- **Exercise prompt**:
Please reproduce the records below verbatim, starting at the very beginning of the records and ending at the line that contains "427, 721, 464]", with both of those lines included.

[Boxed element entries]
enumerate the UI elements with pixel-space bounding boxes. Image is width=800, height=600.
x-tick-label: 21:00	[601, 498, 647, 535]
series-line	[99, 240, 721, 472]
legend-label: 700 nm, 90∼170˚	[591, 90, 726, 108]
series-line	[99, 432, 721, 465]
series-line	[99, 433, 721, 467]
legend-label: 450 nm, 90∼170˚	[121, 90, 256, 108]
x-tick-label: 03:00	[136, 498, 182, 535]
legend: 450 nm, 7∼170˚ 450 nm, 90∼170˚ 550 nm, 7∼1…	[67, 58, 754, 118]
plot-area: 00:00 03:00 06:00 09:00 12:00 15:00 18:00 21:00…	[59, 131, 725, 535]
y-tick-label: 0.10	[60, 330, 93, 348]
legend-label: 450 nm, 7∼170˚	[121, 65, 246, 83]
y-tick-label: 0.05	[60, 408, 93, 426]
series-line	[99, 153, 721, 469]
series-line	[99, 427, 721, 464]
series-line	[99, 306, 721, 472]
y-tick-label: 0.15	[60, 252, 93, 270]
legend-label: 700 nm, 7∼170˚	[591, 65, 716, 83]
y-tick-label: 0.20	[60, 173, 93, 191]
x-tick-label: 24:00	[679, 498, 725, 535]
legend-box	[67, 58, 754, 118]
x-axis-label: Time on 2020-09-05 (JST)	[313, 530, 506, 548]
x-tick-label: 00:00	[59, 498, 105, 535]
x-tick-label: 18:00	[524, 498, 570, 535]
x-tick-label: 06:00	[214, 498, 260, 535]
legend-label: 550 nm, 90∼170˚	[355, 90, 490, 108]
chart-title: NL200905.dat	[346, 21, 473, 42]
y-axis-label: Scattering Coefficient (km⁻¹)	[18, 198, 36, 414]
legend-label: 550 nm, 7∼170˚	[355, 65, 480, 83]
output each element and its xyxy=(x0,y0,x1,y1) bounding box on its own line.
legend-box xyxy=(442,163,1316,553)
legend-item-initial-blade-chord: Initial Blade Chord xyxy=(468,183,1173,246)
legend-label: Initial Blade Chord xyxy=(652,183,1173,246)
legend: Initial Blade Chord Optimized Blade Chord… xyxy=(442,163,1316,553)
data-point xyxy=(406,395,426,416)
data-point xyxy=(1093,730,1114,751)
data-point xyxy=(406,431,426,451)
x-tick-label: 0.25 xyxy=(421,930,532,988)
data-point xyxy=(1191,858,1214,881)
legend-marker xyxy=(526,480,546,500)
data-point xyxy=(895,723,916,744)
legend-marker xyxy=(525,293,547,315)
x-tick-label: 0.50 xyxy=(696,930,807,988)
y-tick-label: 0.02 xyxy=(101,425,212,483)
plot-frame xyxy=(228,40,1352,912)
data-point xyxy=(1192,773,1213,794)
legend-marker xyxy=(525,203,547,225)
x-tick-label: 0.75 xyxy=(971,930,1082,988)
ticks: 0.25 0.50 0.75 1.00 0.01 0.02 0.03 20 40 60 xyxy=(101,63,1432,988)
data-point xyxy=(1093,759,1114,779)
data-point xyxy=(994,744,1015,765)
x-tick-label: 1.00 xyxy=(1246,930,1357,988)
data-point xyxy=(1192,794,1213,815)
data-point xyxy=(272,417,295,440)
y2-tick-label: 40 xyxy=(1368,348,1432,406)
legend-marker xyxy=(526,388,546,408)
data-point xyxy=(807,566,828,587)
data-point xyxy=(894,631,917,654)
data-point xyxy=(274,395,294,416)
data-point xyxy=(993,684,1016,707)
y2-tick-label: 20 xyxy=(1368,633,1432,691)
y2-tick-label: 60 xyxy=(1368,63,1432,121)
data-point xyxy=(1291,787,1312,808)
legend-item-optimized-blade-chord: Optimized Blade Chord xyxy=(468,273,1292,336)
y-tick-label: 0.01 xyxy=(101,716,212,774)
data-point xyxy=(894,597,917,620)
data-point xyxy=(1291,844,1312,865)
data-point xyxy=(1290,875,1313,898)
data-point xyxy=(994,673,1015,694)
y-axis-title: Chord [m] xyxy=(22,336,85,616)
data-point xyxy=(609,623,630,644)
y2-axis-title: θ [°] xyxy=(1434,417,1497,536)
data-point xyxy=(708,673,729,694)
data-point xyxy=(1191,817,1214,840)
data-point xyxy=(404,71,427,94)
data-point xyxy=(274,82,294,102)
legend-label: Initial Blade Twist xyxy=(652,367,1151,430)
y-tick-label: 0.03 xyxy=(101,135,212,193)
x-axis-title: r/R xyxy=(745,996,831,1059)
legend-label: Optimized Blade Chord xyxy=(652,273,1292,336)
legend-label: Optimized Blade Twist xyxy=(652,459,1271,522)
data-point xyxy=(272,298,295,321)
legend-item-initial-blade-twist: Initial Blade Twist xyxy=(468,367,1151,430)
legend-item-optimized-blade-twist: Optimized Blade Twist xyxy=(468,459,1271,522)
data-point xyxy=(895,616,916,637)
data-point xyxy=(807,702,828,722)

- **Complete output**:
enumerate the UI elements with pixel-space bounding boxes. Image is width=800, height=600.
x-tick-label: 21:00	[601, 498, 647, 535]
series-line	[99, 240, 721, 472]
legend-label: 700 nm, 90∼170˚	[591, 90, 726, 108]
series-line	[99, 432, 721, 465]
series-line	[99, 433, 721, 467]
legend-label: 450 nm, 90∼170˚	[121, 90, 256, 108]
x-tick-label: 03:00	[136, 498, 182, 535]
legend: 450 nm, 7∼170˚ 450 nm, 90∼170˚ 550 nm, 7∼1…	[67, 58, 754, 118]
plot-area: 00:00 03:00 06:00 09:00 12:00 15:00 18:00 21:00…	[59, 131, 725, 535]
y-tick-label: 0.10	[60, 330, 93, 348]
legend-label: 450 nm, 7∼170˚	[121, 65, 246, 83]
y-tick-label: 0.05	[60, 408, 93, 426]
series-line	[99, 153, 721, 469]
series-line	[99, 427, 721, 464]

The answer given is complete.